Defesa de coronel mantém versão de suicídio em morte de policial militar em SP
Quase um mês após a morte da policial militar Gisele Alves Santana, de 32 anos, a defesa do tenente-coronel Geraldo Leite Rosa Neto afirma que a soldado tirou a própria vida com um disparo na cabeça. O caso ocorreu em 18 de fevereiro, em um apartamento no bairro Brás, na cidade de São Paulo.
Segundo o advogado Eugênio Malavasi, que representa o coronel, a defesa aguarda a conclusão das investigações da Polícia Civil de São Paulo e afirma confiar que os laudos irão confirmar a hipótese de suicídio.
Já o advogado José Miguel da Silva Júnior, que representa a família da policial, sustenta que Gisele foi vítima de feminicídio e que o marido seria o responsável pelo crime.
Inicialmente registrado como suicídio, o caso passou a ser investigado como morte suspeita. A polícia aguarda a conclusão de laudos da Polícia Técnico‑Científica de São Paulo para esclarecer as circunstâncias da morte.

● INFORMAÇÕES FORNECIDAS

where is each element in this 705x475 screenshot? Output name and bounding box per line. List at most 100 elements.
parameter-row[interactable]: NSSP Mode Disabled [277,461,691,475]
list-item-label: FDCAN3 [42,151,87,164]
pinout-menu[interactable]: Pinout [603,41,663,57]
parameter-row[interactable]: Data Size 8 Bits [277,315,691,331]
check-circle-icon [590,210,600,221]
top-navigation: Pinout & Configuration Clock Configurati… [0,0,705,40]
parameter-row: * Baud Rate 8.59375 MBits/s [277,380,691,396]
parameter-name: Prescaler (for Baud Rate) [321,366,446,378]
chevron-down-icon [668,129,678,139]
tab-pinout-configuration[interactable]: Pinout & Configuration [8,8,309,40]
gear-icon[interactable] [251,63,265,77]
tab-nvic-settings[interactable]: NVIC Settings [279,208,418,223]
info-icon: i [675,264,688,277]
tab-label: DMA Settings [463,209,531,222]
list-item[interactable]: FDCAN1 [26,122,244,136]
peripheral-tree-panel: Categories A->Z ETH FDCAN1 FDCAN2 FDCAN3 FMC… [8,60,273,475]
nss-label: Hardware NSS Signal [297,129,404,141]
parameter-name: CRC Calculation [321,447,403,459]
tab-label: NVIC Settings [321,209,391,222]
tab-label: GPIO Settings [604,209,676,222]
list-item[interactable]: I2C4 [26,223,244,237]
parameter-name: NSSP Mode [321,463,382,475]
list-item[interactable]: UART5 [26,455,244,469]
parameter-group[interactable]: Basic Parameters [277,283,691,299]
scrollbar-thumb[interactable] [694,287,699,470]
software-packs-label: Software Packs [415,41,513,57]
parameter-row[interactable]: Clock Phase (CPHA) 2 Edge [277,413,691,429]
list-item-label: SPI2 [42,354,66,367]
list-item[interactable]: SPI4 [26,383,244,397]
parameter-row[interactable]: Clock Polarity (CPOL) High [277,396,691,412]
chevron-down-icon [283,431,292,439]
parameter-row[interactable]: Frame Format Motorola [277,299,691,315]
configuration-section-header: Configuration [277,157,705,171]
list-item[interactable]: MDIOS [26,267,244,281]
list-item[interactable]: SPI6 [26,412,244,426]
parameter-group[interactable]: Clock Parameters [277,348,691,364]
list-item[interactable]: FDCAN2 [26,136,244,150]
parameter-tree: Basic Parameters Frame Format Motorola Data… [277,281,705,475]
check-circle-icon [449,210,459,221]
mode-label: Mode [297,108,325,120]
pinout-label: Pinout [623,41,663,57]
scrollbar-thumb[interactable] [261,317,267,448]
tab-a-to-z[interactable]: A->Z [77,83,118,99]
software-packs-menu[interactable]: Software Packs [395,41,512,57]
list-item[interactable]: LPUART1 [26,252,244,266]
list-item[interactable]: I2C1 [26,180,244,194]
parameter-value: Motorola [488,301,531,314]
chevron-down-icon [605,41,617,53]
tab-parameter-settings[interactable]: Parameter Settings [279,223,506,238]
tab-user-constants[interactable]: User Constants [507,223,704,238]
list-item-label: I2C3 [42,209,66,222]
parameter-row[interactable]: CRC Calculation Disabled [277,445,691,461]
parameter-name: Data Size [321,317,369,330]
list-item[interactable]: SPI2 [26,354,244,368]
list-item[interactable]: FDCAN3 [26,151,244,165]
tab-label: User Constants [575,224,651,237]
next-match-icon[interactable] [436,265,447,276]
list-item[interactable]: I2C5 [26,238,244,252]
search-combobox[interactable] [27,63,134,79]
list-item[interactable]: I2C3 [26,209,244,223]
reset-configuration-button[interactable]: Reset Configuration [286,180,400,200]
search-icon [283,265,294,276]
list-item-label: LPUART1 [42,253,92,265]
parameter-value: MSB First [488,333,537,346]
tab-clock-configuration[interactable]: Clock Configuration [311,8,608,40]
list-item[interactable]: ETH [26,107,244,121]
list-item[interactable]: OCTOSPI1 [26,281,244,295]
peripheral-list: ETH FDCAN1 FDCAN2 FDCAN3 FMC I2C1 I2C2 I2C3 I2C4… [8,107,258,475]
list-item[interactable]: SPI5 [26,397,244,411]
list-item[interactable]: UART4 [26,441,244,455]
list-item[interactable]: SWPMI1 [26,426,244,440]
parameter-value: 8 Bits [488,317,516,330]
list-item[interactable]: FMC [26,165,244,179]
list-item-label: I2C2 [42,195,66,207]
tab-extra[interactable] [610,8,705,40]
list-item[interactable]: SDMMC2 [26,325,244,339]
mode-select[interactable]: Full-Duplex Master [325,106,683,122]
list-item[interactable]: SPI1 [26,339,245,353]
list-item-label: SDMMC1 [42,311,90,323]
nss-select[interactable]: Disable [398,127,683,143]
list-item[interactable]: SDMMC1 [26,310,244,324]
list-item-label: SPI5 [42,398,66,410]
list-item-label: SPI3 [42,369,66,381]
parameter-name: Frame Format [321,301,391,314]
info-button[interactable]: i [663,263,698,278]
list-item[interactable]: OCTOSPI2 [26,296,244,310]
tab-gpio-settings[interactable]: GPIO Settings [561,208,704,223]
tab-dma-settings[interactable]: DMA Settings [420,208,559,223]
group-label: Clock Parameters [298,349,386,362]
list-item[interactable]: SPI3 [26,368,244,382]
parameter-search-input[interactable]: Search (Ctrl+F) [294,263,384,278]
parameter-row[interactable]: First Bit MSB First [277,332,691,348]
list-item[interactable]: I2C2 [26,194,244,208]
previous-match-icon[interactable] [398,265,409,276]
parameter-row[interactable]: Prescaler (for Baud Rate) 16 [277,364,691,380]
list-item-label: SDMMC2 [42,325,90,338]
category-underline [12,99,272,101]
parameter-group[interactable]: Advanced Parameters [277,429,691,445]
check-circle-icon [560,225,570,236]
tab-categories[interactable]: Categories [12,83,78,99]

● VERIFIQUE SUA COMPREENSÃO
1. Copie da notícia sobre a morte da policial militar o trecho que vai de "Inicialmente registrado como" até "circunstâncias da morte.", inclusive.
2. Segundo a notícia sobre a morte da policial militar, em que bairro ocorreu o caso?
3. Prossiga a notícia sobre a morte da policial militar a partir do ponto em que o texto termina.
Os registros não desempenham papel algum nesta parte.

● RESPOSTAS
1.
Inicialmente registrado como suicídio, o caso passou a ser investigado como morte suspeita. A polícia aguarda a conclusão de laudos da Polícia Técnico‑Científica de São Paulo para esclarecer as circunstâncias da morte.

2. No bairro Brás, na cidade de São Paulo.

3.
Entre os exames já realizados, o laudo necroscópico apontou que a causa da morte foi um disparo à queima-roupa na cabeça. Peritos também identificaram lesões no rosto e no pescoço da policial, além de marcas de unhas, o que levantou dúvidas sobre a versão inicial.
Outros exames, como o toxicológico e a análise detalhada do local do crime, ainda devem ser anexados ao inquérito. A investigação também considera relatos de possíveis conflitos no relacionamento do casal.
Paralelamente, a Polícia Militar do Estado de São Paulo instaurou um Inquérito Policial Militar para apurar denúncias sobre o relacionamento entre os dois.

A investigação segue em andamento e deverá definir se a morte foi resultado de suicídio ou de um possível feminicídio.